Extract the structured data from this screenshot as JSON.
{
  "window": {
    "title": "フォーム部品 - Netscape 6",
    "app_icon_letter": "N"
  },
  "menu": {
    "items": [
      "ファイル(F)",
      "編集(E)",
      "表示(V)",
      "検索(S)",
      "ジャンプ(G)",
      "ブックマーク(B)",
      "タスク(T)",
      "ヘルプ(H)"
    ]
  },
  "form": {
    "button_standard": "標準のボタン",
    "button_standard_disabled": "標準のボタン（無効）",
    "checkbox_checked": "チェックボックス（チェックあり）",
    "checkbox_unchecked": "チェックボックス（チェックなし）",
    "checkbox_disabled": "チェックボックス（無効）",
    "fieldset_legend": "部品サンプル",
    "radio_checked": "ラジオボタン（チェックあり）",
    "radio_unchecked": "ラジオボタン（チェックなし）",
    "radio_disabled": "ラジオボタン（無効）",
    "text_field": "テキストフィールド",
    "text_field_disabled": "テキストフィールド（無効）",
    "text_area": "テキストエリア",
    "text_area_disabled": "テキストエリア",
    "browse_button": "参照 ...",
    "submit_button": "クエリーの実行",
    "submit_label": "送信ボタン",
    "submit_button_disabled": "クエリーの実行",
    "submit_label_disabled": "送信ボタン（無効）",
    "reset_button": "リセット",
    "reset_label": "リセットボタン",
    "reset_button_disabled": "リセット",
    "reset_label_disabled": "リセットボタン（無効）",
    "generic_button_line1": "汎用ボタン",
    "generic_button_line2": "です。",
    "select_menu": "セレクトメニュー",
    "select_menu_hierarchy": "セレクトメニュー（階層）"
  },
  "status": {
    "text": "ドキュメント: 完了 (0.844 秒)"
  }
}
------------------------------------------------------------
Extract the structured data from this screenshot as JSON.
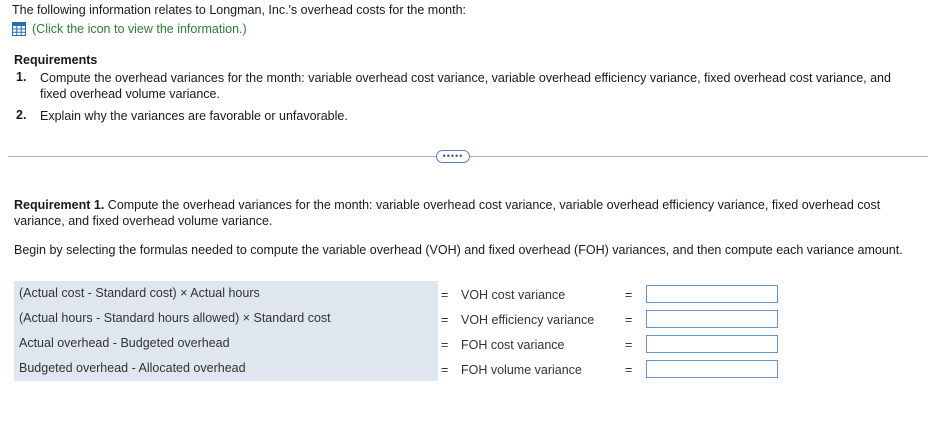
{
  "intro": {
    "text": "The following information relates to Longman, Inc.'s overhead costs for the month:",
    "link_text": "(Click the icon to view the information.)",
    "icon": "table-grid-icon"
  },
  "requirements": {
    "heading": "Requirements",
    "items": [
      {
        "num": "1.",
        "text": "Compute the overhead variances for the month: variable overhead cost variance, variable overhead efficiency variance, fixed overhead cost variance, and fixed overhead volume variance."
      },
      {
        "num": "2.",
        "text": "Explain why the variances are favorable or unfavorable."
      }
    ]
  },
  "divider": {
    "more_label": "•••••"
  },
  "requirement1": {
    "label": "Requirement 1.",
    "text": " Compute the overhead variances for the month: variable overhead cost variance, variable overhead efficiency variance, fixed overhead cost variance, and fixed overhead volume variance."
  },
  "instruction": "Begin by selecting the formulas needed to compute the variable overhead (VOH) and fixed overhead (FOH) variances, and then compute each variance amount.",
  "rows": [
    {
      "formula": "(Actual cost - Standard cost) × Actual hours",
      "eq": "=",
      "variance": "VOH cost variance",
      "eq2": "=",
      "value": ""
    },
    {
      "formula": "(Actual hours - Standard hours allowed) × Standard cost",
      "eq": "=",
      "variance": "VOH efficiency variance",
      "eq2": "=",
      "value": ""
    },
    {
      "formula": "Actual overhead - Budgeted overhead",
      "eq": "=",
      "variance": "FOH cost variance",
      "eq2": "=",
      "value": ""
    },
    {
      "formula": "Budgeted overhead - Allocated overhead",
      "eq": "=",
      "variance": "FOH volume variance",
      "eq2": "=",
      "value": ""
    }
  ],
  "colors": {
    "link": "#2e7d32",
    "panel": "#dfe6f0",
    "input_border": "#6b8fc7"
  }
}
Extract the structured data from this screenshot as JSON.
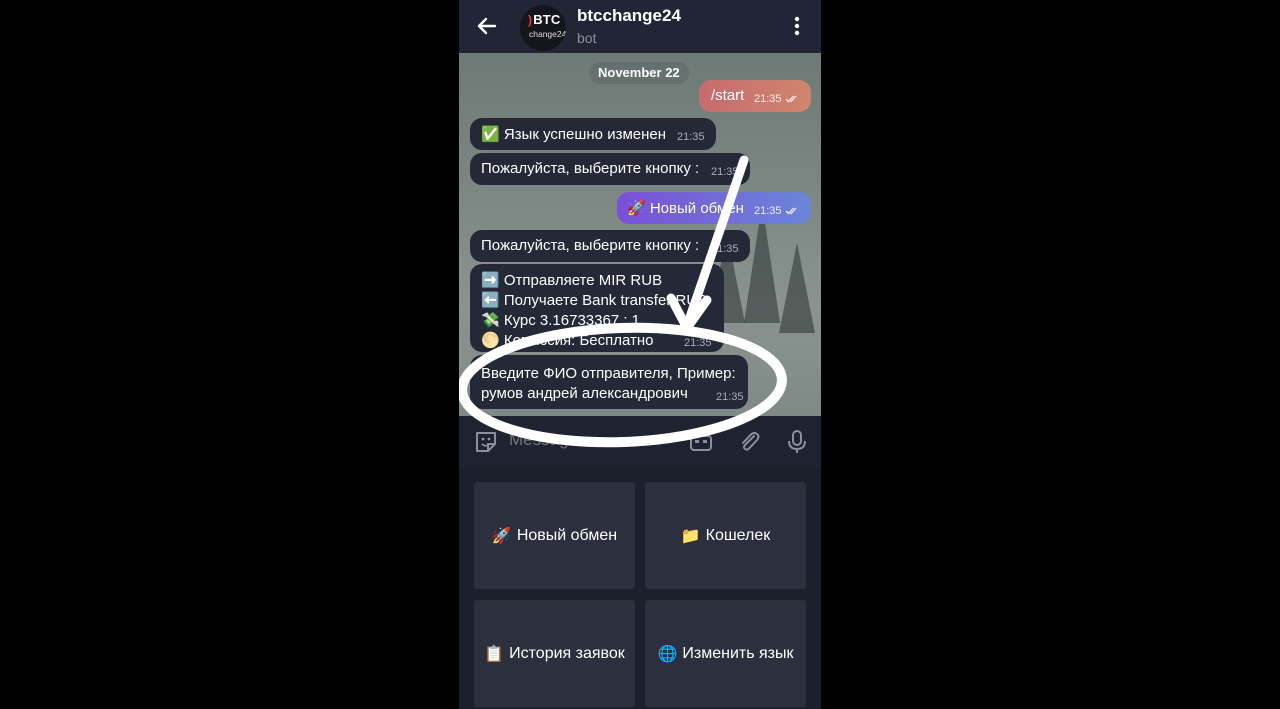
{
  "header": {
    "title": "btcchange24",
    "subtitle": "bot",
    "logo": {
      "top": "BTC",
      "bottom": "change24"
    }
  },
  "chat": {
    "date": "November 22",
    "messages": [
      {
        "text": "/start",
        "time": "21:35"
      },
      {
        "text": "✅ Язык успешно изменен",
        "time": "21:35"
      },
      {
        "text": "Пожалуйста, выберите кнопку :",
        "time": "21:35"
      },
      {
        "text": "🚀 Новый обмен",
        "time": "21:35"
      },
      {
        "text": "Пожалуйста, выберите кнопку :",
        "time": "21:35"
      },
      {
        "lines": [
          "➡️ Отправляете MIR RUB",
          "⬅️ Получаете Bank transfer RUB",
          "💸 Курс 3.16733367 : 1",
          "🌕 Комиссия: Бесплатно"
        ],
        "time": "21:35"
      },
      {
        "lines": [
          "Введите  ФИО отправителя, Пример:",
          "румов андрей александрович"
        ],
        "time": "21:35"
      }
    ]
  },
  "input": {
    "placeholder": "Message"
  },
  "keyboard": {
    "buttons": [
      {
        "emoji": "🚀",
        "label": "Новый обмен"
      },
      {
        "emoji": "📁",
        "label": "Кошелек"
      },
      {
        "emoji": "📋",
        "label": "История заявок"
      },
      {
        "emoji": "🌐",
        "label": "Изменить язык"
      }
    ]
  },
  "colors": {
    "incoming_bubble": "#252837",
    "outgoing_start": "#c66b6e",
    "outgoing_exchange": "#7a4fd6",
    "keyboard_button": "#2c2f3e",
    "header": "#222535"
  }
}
------------------------------------------------------------
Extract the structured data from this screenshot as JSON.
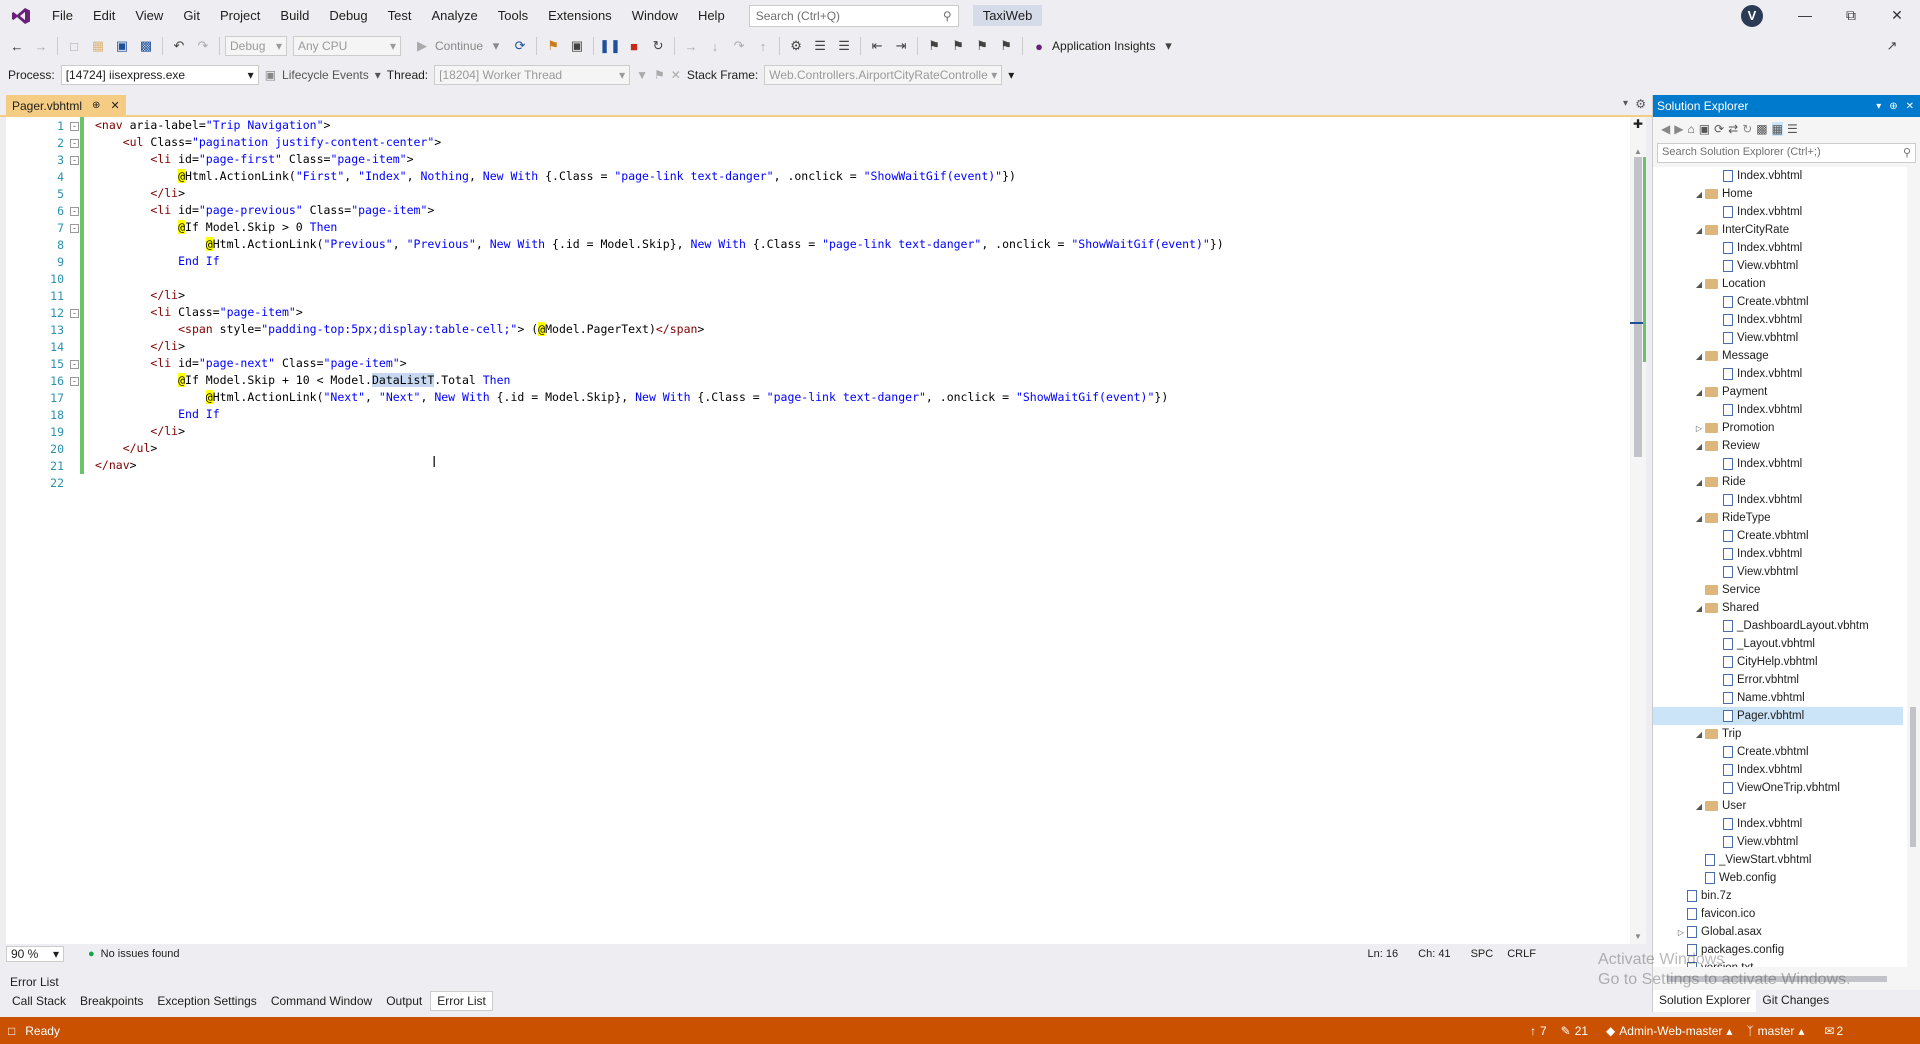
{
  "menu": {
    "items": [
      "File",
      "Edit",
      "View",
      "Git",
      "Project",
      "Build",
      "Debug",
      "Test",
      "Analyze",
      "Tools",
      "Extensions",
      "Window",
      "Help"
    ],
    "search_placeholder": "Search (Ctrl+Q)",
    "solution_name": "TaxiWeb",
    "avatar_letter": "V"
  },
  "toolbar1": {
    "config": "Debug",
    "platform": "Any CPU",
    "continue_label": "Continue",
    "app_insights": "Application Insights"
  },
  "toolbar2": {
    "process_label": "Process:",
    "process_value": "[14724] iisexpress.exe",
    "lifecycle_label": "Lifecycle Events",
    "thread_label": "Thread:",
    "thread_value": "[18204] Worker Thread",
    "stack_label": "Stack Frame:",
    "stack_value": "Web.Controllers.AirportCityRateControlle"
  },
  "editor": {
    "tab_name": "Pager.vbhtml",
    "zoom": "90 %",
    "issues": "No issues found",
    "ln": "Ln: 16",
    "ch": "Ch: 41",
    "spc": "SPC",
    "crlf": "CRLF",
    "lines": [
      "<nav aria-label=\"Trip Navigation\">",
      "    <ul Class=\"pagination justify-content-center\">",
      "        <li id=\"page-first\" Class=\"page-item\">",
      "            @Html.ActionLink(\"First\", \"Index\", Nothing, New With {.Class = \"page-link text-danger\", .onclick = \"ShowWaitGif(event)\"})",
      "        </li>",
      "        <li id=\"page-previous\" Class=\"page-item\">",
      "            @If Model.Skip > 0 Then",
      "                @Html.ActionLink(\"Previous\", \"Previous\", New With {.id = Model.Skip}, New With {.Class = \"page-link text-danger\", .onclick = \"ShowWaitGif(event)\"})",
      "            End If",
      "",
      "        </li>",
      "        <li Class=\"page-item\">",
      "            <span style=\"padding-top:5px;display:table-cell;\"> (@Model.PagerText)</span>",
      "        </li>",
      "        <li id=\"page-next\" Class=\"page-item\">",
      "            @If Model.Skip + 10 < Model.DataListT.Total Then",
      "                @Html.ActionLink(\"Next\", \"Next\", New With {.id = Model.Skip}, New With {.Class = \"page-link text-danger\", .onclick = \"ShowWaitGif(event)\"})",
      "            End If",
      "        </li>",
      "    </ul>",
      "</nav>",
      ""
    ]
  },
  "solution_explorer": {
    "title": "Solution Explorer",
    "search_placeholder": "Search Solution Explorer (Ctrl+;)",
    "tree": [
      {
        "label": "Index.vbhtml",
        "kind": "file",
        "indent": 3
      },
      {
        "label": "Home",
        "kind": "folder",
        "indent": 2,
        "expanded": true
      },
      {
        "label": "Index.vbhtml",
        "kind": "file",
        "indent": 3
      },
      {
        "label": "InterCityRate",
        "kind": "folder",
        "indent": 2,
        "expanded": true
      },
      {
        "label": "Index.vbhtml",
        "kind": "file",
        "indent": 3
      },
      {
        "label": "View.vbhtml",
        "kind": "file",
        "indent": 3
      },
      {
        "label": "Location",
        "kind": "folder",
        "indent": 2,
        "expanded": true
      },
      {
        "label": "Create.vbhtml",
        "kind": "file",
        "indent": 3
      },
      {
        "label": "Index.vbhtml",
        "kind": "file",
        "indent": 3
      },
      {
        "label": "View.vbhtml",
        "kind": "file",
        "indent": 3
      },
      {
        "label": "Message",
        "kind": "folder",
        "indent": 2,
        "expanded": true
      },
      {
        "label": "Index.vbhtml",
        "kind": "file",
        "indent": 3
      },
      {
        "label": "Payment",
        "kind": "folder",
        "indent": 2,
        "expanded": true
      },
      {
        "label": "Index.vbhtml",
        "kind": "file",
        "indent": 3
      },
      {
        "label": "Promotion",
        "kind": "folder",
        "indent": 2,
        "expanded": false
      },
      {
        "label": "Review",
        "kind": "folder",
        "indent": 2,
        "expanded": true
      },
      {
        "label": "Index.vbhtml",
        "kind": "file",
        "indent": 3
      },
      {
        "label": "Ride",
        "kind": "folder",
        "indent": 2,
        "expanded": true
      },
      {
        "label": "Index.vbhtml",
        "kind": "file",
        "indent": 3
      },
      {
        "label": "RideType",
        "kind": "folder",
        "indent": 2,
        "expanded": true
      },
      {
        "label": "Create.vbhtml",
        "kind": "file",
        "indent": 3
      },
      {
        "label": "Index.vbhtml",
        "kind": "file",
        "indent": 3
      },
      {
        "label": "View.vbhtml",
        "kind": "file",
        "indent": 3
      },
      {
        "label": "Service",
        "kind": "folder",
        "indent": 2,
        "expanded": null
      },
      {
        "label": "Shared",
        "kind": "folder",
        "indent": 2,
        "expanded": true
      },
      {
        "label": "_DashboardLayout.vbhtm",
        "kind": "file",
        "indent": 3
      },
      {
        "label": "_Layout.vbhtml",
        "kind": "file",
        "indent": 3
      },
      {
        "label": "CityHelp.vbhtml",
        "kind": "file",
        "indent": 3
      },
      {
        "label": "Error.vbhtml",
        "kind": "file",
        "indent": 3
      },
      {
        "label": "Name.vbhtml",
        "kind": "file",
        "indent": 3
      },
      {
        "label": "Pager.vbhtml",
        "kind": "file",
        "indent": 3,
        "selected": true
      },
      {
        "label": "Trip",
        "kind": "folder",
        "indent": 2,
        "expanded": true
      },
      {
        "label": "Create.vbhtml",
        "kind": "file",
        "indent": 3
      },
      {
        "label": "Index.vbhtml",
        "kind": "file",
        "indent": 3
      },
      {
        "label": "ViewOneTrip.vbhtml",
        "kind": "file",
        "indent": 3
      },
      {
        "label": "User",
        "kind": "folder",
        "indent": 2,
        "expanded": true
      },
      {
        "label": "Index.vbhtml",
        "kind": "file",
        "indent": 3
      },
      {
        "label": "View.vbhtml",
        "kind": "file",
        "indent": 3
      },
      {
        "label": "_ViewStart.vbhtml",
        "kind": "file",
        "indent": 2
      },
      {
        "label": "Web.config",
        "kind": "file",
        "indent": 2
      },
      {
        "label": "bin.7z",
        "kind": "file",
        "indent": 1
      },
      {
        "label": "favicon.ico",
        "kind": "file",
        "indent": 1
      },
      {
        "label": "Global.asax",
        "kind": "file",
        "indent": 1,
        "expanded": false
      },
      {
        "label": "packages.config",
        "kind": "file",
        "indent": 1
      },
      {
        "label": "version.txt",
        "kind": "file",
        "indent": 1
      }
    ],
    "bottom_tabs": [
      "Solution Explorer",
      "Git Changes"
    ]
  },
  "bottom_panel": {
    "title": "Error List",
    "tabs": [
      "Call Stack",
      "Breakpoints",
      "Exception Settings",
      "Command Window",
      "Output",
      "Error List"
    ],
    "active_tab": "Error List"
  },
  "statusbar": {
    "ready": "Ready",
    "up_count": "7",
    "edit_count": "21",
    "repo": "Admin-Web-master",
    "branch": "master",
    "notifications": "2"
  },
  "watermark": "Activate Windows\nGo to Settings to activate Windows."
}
------------------------------------------------------------
### YOUR INSTRUCTIONS:
Locate all lines holding the word "チェックボックス", then copy them out.

### PROBLEM SOLUTION:
    "checkbox_checked": "チェックボックス（チェックあり）",
    "checkbox_unchecked": "チェックボックス（チェックなし）",
    "checkbox_disabled": "チェックボックス（無効）",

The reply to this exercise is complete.